## begin
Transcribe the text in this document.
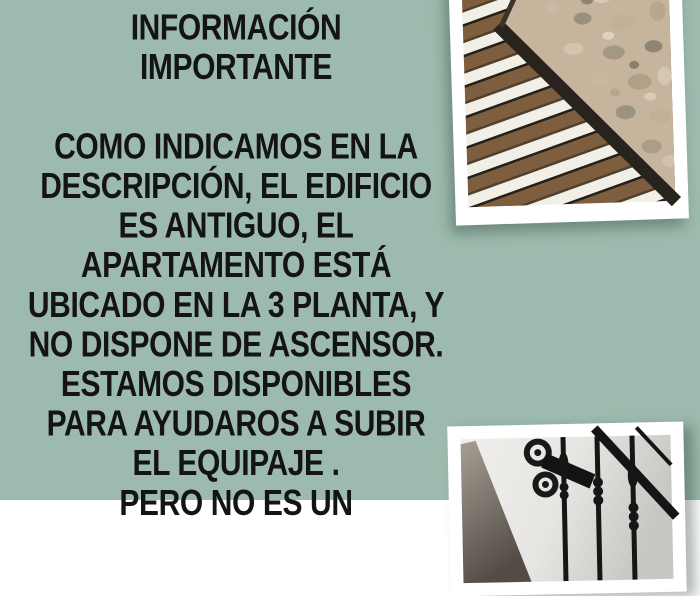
INFORMACIÓN
IMPORTANTE
COMO INDICAMOS EN LA
DESCRIPCIÓN, EL EDIFICIO
ES ANTIGUO, EL
APARTAMENTO ESTÁ
UBICADO EN LA 3 PLANTA, Y
NO DISPONE DE ASCENSOR.
ESTAMOS DISPONIBLES
PARA AYUDAROS A SUBIR
EL EQUIPAJE .
PERO NO ES UN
## end
### Problem description
Copy out the data above exactly, except the pictures.

### Answer below
Transcribe the text in this document.
INFORMACIÓN
IMPORTANTE
COMO INDICAMOS EN LA
DESCRIPCIÓN, EL EDIFICIO
ES ANTIGUO, EL
APARTAMENTO ESTÁ
UBICADO EN LA 3 PLANTA, Y
NO DISPONE DE ASCENSOR.
ESTAMOS DISPONIBLES
PARA AYUDAROS A SUBIR
EL EQUIPAJE .
PERO NO ES UN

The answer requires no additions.